● Excerpted data
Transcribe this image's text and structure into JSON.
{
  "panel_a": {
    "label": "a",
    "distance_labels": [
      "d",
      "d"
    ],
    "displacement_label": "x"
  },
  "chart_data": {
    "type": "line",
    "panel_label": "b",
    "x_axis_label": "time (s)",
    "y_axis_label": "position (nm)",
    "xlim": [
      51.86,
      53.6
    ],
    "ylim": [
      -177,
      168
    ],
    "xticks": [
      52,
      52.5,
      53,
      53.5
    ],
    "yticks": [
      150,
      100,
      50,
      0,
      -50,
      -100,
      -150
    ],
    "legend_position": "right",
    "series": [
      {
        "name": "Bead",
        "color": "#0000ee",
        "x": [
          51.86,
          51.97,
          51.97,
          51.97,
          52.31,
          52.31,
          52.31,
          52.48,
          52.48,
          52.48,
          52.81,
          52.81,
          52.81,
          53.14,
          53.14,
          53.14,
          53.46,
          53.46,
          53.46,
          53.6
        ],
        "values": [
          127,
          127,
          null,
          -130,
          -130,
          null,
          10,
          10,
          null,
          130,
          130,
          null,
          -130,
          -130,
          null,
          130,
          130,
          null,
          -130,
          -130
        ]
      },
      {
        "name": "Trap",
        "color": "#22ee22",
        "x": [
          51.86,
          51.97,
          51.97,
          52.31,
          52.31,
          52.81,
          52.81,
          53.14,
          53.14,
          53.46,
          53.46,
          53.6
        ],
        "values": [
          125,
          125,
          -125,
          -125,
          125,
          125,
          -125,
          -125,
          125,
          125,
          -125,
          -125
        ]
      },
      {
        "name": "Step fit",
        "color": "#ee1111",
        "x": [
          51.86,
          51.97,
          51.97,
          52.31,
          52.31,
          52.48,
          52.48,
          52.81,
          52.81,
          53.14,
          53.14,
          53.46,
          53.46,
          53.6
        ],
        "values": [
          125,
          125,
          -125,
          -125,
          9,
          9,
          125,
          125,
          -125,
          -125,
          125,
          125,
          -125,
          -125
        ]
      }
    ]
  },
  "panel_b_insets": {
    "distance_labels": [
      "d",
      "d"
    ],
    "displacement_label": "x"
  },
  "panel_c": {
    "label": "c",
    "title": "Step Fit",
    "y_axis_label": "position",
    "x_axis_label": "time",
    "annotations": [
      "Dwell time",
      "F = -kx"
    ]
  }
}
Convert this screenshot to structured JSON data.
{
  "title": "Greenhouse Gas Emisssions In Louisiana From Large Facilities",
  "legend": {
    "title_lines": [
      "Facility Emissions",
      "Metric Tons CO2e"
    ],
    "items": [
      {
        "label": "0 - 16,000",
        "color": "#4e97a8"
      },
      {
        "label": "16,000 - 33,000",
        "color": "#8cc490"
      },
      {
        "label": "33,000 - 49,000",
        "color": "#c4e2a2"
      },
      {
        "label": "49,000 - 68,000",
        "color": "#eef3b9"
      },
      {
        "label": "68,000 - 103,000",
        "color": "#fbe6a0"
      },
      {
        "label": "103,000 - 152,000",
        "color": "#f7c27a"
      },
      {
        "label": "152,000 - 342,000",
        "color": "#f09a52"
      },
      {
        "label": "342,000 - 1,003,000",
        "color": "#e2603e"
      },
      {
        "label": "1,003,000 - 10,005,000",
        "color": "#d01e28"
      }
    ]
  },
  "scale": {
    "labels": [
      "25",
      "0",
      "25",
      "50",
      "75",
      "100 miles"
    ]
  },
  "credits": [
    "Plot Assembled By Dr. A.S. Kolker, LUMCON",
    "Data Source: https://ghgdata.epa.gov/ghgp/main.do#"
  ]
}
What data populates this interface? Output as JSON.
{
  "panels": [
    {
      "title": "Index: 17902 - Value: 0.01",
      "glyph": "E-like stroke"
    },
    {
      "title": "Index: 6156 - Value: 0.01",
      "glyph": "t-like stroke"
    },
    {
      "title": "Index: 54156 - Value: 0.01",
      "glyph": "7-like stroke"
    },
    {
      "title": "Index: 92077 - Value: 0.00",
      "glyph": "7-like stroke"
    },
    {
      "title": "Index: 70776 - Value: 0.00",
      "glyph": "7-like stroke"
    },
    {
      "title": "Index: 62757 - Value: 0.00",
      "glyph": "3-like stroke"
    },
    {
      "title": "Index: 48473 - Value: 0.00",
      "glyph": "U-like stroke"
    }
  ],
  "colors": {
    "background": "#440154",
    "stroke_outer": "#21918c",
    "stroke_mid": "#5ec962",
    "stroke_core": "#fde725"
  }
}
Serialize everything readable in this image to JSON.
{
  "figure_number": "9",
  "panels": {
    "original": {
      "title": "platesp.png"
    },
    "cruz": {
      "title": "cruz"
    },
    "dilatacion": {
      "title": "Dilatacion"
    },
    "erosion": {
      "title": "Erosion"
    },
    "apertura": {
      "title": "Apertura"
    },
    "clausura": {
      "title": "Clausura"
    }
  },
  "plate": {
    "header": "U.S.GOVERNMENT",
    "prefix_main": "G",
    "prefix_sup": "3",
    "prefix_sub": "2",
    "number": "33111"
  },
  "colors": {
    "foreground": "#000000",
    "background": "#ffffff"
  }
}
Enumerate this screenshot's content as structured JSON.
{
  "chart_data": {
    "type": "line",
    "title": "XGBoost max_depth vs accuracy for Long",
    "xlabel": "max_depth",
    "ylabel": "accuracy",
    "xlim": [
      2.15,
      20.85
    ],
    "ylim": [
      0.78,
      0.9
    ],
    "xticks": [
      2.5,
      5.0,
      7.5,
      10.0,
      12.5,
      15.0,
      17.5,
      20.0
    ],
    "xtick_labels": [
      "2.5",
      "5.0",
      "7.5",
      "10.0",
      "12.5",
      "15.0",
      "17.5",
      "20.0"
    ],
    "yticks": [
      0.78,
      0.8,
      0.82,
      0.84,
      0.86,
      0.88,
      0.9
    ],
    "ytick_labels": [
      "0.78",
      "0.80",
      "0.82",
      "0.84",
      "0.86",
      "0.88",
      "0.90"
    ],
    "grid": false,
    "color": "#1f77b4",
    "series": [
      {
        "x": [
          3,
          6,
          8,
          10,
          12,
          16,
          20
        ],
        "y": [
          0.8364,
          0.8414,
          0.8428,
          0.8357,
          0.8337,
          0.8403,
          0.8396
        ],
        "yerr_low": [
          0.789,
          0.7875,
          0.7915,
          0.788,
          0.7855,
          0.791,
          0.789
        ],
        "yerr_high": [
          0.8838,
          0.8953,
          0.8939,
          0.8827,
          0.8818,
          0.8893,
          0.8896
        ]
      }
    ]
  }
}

● Objective
Repeat the data verbatim.

● Task response
Transcribe this image's text and structure into JSON.
{
  "panel_a": {
    "label": "a",
    "distance_labels": [
      "d",
      "d"
    ],
    "displacement_label": "x"
  },
  "chart_data": {
    "type": "line",
    "panel_label": "b",
    "x_axis_label": "time (s)",
    "y_axis_label": "position (nm)",
    "xlim": [
      51.86,
      53.6
    ],
    "ylim": [
      -177,
      168
    ],
    "xticks": [
      52,
      52.5,
      53,
      53.5
    ],
    "yticks": [
      150,
      100,
      50,
      0,
      -50,
      -100,
      -150
    ],
    "legend_position": "right",
    "series": [
      {
        "name": "Bead",
        "color": "#0000ee",
        "x": [
          51.86,
          51.97,
          51.97,
          51.97,
          52.31,
          52.31,
          52.31,
          52.48,
          52.48,
          52.48,
          52.81,
          52.81,
          52.81,
          53.14,
          53.14,
          53.14,
          53.46,
          53.46,
          53.46,
          53.6
        ],
        "values": [
          127,
          127,
          null,
          -130,
          -130,
          null,
          10,
          10,
          null,
          130,
          130,
          null,
          -130,
          -130,
          null,
          130,
          130,
          null,
          -130,
          -130
        ]
      },
      {
        "name": "Trap",
        "color": "#22ee22",
        "x": [
          51.86,
          51.97,
          51.97,
          52.31,
          52.31,
          52.81,
          52.81,
          53.14,
          53.14,
          53.46,
          53.46,
          53.6
        ],
        "values": [
          125,
          125,
          -125,
          -125,
          125,
          125,
          -125,
          -125,
          125,
          125,
          -125,
          -125
        ]
      },
      {
        "name": "Step fit",
        "color": "#ee1111",
        "x": [
          51.86,
          51.97,
          51.97,
          52.31,
          52.31,
          52.48,
          52.48,
          52.81,
          52.81,
          53.14,
          53.14,
          53.46,
          53.46,
          53.6
        ],
        "values": [
          125,
          125,
          -125,
          -125,
          9,
          9,
          125,
          125,
          -125,
          -125,
          125,
          125,
          -125,
          -125
        ]
      }
    ]
  },
  "panel_b_insets": {
    "distance_labels": [
      "d",
      "d"
    ],
    "displacement_label": "x"
  },
  "panel_c": {
    "label": "c",
    "title": "Step Fit",
    "y_axis_label": "position",
    "x_axis_label": "time",
    "annotations": [
      "Dwell time",
      "F = -kx"
    ]
  }
}
Convert this screenshot to structured JSON data.
{
  "title": "Greenhouse Gas Emisssions In Louisiana From Large Facilities",
  "legend": {
    "title_lines": [
      "Facility Emissions",
      "Metric Tons CO2e"
    ],
    "items": [
      {
        "label": "0 - 16,000",
        "color": "#4e97a8"
      },
      {
        "label": "16,000 - 33,000",
        "color": "#8cc490"
      },
      {
        "label": "33,000 - 49,000",
        "color": "#c4e2a2"
      },
      {
        "label": "49,000 - 68,000",
        "color": "#eef3b9"
      },
      {
        "label": "68,000 - 103,000",
        "color": "#fbe6a0"
      },
      {
        "label": "103,000 - 152,000",
        "color": "#f7c27a"
      },
      {
        "label": "152,000 - 342,000",
        "color": "#f09a52"
      },
      {
        "label": "342,000 - 1,003,000",
        "color": "#e2603e"
      },
      {
        "label": "1,003,000 - 10,005,000",
        "color": "#d01e28"
      }
    ]
  },
  "scale": {
    "labels": [
      "25",
      "0",
      "25",
      "50",
      "75",
      "100 miles"
    ]
  },
  "credits": [
    "Plot Assembled By Dr. A.S. Kolker, LUMCON",
    "Data Source: https://ghgdata.epa.gov/ghgp/main.do#"
  ]
}
What data populates this interface? Output as JSON.
{
  "panels": [
    {
      "title": "Index: 17902 - Value: 0.01",
      "glyph": "E-like stroke"
    },
    {
      "title": "Index: 6156 - Value: 0.01",
      "glyph": "t-like stroke"
    },
    {
      "title": "Index: 54156 - Value: 0.01",
      "glyph": "7-like stroke"
    },
    {
      "title": "Index: 92077 - Value: 0.00",
      "glyph": "7-like stroke"
    },
    {
      "title": "Index: 70776 - Value: 0.00",
      "glyph": "7-like stroke"
    },
    {
      "title": "Index: 62757 - Value: 0.00",
      "glyph": "3-like stroke"
    },
    {
      "title": "Index: 48473 - Value: 0.00",
      "glyph": "U-like stroke"
    }
  ],
  "colors": {
    "background": "#440154",
    "stroke_outer": "#21918c",
    "stroke_mid": "#5ec962",
    "stroke_core": "#fde725"
  }
}
Serialize everything readable in this image to JSON.
{
  "figure_number": "9",
  "panels": {
    "original": {
      "title": "platesp.png"
    },
    "cruz": {
      "title": "cruz"
    },
    "dilatacion": {
      "title": "Dilatacion"
    },
    "erosion": {
      "title": "Erosion"
    },
    "apertura": {
      "title": "Apertura"
    },
    "clausura": {
      "title": "Clausura"
    }
  },
  "plate": {
    "header": "U.S.GOVERNMENT",
    "prefix_main": "G",
    "prefix_sup": "3",
    "prefix_sub": "2",
    "number": "33111"
  },
  "colors": {
    "foreground": "#000000",
    "background": "#ffffff"
  }
}
Enumerate this screenshot's content as structured JSON.
{
  "chart_data": {
    "type": "line",
    "title": "XGBoost max_depth vs accuracy for Long",
    "xlabel": "max_depth",
    "ylabel": "accuracy",
    "xlim": [
      2.15,
      20.85
    ],
    "ylim": [
      0.78,
      0.9
    ],
    "xticks": [
      2.5,
      5.0,
      7.5,
      10.0,
      12.5,
      15.0,
      17.5,
      20.0
    ],
    "xtick_labels": [
      "2.5",
      "5.0",
      "7.5",
      "10.0",
      "12.5",
      "15.0",
      "17.5",
      "20.0"
    ],
    "yticks": [
      0.78,
      0.8,
      0.82,
      0.84,
      0.86,
      0.88,
      0.9
    ],
    "ytick_labels": [
      "0.78",
      "0.80",
      "0.82",
      "0.84",
      "0.86",
      "0.88",
      "0.90"
    ],
    "grid": false,
    "color": "#1f77b4",
    "series": [
      {
        "x": [
          3,
          6,
          8,
          10,
          12,
          16,
          20
        ],
        "y": [
          0.8364,
          0.8414,
          0.8428,
          0.8357,
          0.8337,
          0.8403,
          0.8396
        ],
        "yerr_low": [
          0.789,
          0.7875,
          0.7915,
          0.788,
          0.7855,
          0.791,
          0.789
        ],
        "yerr_high": [
          0.8838,
          0.8953,
          0.8939,
          0.8827,
          0.8818,
          0.8893,
          0.8896
        ]
      }
    ]
  }
}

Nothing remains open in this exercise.